Task description: Find the lines below that contain the word "наиболее" and count them. Only the number should be given.

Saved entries

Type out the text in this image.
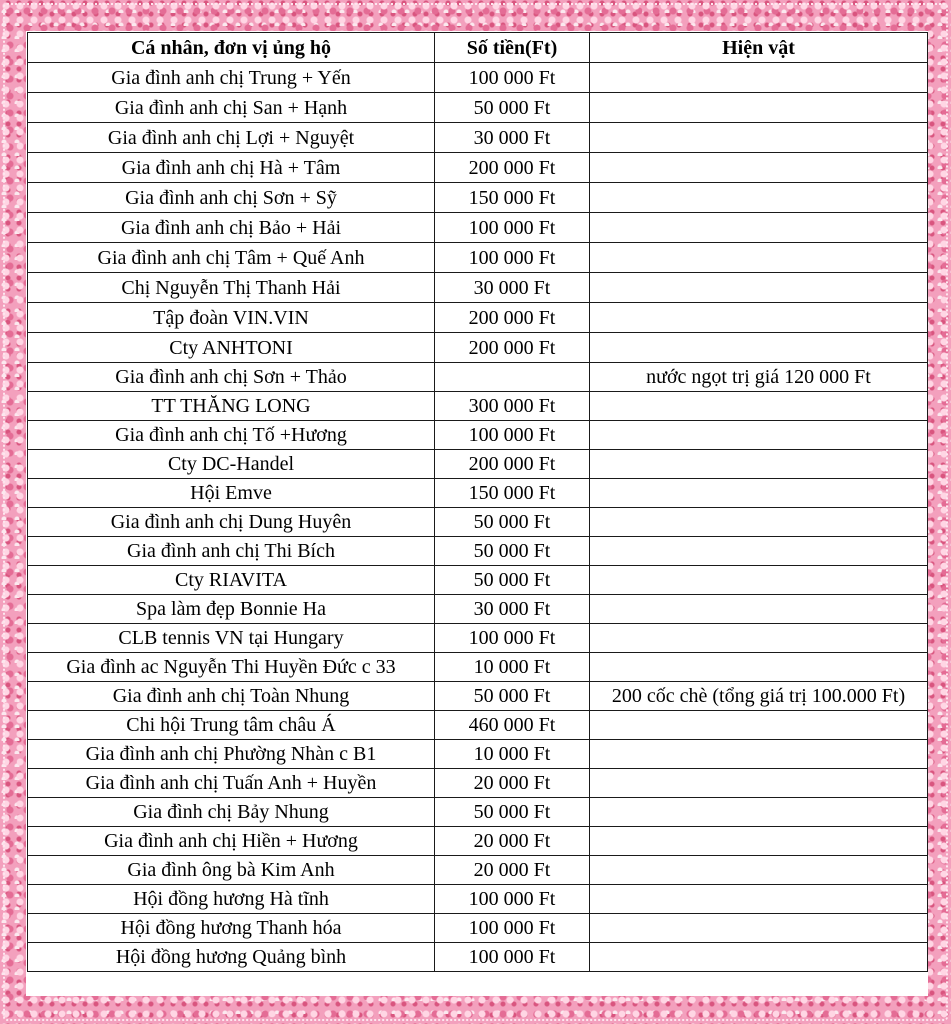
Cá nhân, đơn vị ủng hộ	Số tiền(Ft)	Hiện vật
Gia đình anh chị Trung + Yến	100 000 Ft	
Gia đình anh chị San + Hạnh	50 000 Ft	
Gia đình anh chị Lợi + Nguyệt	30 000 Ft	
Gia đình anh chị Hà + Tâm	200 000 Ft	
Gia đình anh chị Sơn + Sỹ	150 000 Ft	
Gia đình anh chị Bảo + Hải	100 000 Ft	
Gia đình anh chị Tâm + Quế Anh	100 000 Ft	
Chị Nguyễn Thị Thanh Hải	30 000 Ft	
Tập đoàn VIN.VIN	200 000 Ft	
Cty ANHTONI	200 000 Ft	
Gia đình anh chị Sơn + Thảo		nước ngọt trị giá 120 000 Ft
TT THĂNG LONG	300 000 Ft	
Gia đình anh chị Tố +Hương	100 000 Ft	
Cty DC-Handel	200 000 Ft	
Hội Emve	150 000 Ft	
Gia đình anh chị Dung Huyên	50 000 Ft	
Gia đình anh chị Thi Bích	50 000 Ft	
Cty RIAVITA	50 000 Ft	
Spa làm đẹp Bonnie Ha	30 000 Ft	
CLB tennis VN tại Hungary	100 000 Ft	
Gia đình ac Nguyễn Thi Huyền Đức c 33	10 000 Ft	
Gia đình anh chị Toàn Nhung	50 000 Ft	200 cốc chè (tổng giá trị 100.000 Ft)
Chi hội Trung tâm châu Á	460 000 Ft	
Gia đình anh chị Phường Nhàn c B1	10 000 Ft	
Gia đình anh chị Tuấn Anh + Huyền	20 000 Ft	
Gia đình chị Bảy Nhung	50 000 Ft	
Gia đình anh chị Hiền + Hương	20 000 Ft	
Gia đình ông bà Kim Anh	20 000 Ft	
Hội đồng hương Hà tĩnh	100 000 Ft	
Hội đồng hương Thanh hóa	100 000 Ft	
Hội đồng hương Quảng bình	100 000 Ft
...
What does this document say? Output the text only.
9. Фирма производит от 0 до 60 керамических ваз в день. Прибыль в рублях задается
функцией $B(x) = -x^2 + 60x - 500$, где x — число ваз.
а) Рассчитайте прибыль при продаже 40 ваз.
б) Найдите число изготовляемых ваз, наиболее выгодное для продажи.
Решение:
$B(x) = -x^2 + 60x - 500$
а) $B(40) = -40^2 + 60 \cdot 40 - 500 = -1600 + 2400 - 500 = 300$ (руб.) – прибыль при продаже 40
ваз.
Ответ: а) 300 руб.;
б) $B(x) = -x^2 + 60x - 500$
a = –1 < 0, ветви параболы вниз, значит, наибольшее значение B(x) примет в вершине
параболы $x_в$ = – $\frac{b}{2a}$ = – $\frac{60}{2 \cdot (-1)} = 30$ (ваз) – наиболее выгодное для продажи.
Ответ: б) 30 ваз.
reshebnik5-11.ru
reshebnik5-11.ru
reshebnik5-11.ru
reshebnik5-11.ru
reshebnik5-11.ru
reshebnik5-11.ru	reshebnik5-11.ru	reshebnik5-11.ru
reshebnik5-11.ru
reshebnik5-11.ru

Written reply: 2